_Task description_:
Search the data for the word "điều" and copy every line where it occurs.
- - -
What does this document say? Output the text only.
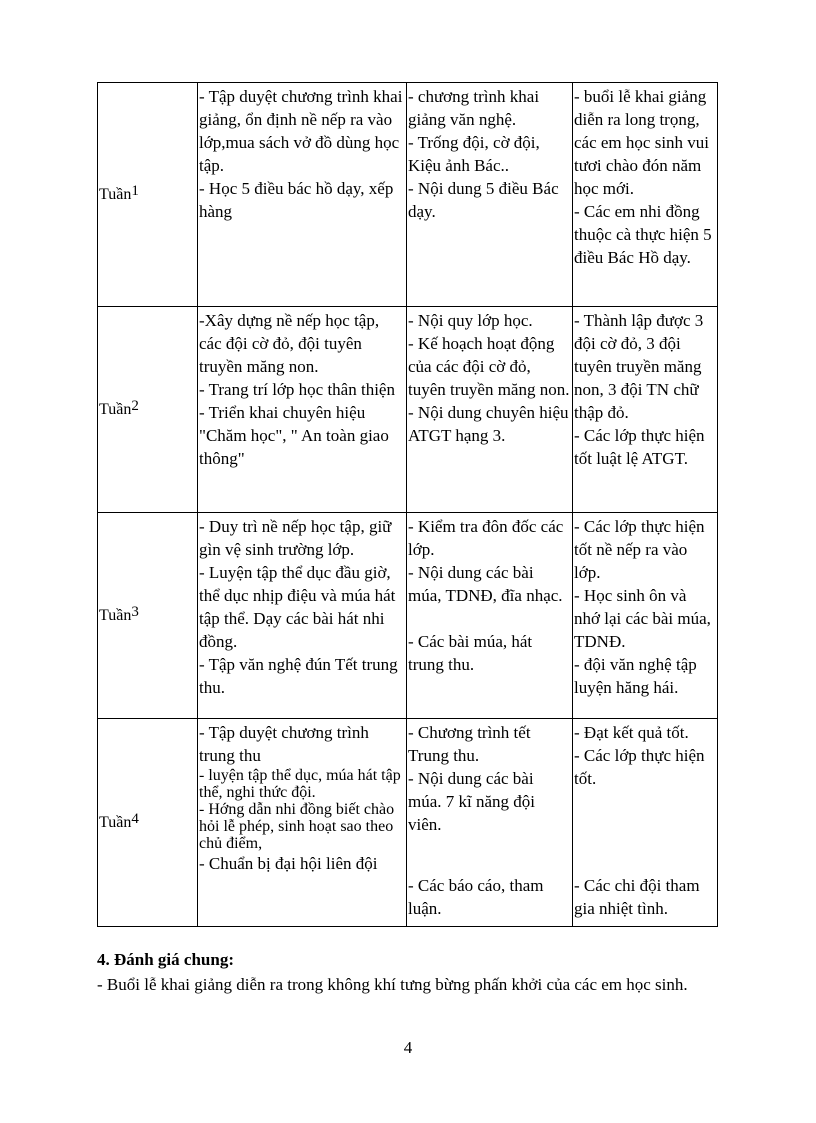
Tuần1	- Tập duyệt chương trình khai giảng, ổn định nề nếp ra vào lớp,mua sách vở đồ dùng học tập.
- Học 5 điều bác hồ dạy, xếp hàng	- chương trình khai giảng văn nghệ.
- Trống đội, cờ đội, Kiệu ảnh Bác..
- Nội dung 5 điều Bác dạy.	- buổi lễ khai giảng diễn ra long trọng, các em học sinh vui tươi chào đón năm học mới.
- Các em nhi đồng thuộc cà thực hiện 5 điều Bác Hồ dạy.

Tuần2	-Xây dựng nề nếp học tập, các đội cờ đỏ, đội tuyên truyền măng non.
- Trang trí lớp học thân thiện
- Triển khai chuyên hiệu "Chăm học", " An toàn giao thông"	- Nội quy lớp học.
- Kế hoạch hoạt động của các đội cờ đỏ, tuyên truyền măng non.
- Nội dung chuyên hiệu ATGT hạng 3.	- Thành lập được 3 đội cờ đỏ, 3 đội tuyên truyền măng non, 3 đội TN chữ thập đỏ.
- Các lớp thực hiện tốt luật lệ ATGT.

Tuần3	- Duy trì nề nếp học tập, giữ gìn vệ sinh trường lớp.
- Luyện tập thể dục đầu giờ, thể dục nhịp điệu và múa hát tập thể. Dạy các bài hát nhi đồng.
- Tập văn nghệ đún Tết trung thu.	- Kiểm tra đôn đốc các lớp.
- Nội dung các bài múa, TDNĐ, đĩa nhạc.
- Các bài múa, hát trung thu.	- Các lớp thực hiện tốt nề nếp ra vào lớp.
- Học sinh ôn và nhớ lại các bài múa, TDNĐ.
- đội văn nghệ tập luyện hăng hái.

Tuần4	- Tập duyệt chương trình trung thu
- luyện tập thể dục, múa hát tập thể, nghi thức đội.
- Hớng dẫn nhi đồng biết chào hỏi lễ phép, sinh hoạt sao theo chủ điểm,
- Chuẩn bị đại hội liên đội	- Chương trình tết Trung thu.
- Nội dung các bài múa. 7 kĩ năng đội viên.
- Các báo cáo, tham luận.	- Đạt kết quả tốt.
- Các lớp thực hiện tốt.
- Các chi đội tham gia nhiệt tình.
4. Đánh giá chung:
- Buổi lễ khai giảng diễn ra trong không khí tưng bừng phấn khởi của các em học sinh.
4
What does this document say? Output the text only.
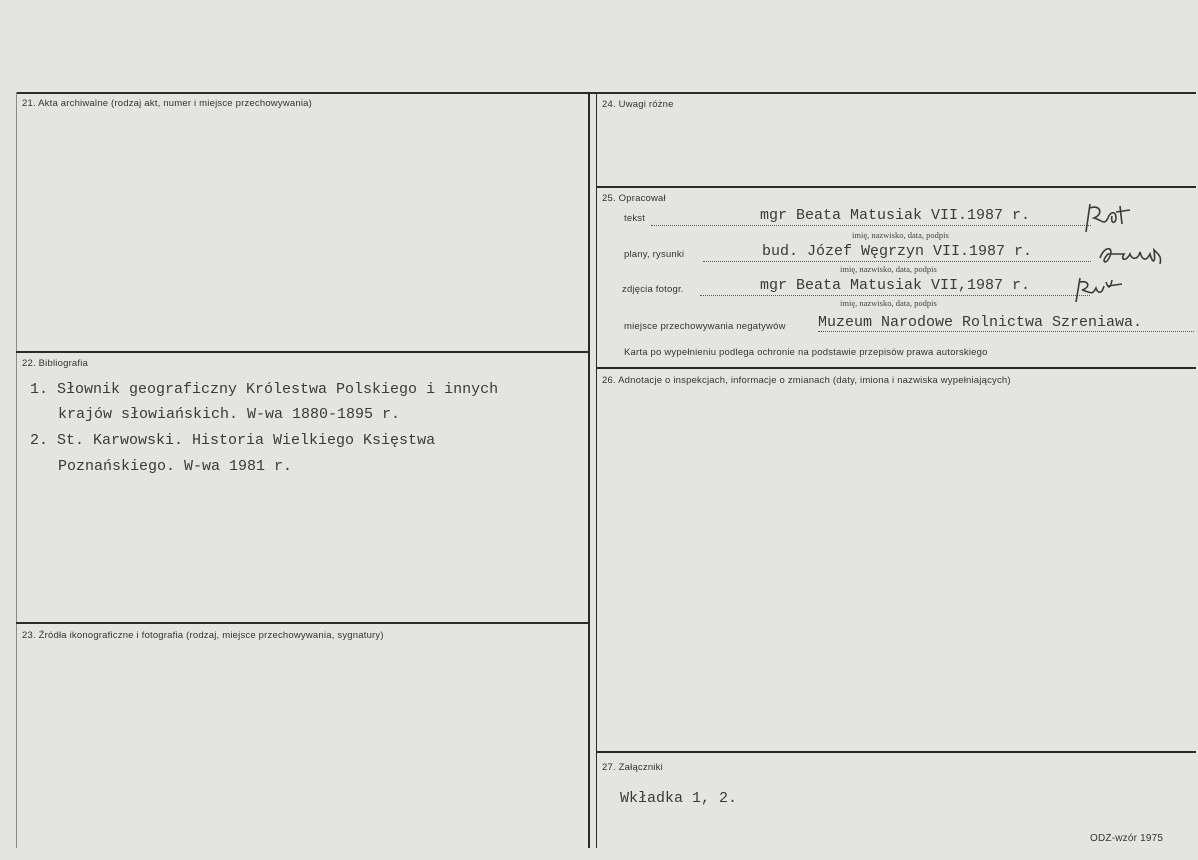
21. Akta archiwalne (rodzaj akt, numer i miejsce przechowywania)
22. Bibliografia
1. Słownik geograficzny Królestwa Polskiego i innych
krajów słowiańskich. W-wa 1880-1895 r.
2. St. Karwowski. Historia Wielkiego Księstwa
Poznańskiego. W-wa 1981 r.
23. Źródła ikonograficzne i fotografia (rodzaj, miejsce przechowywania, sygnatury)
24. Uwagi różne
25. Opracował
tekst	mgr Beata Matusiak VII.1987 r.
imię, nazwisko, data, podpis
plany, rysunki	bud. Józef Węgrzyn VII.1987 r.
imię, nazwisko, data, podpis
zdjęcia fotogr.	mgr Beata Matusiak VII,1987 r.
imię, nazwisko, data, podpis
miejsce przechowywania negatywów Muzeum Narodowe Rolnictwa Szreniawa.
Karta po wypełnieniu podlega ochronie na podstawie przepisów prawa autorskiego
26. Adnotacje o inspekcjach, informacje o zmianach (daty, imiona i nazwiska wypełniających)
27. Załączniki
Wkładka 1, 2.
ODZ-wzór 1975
- - -
_Result of this exercise_:
- Học 5 điều bác hồ dạy, xếp hàng	- chương trình khai giảng văn nghệ.
- Nội dung 5 điều Bác dạy.	- buổi lễ khai giảng diễn ra long trọng, các em học sinh vui tươi chào đón năm học mới.
- Các em nhi đồng thuộc cà thực hiện 5 điều Bác Hồ dạy.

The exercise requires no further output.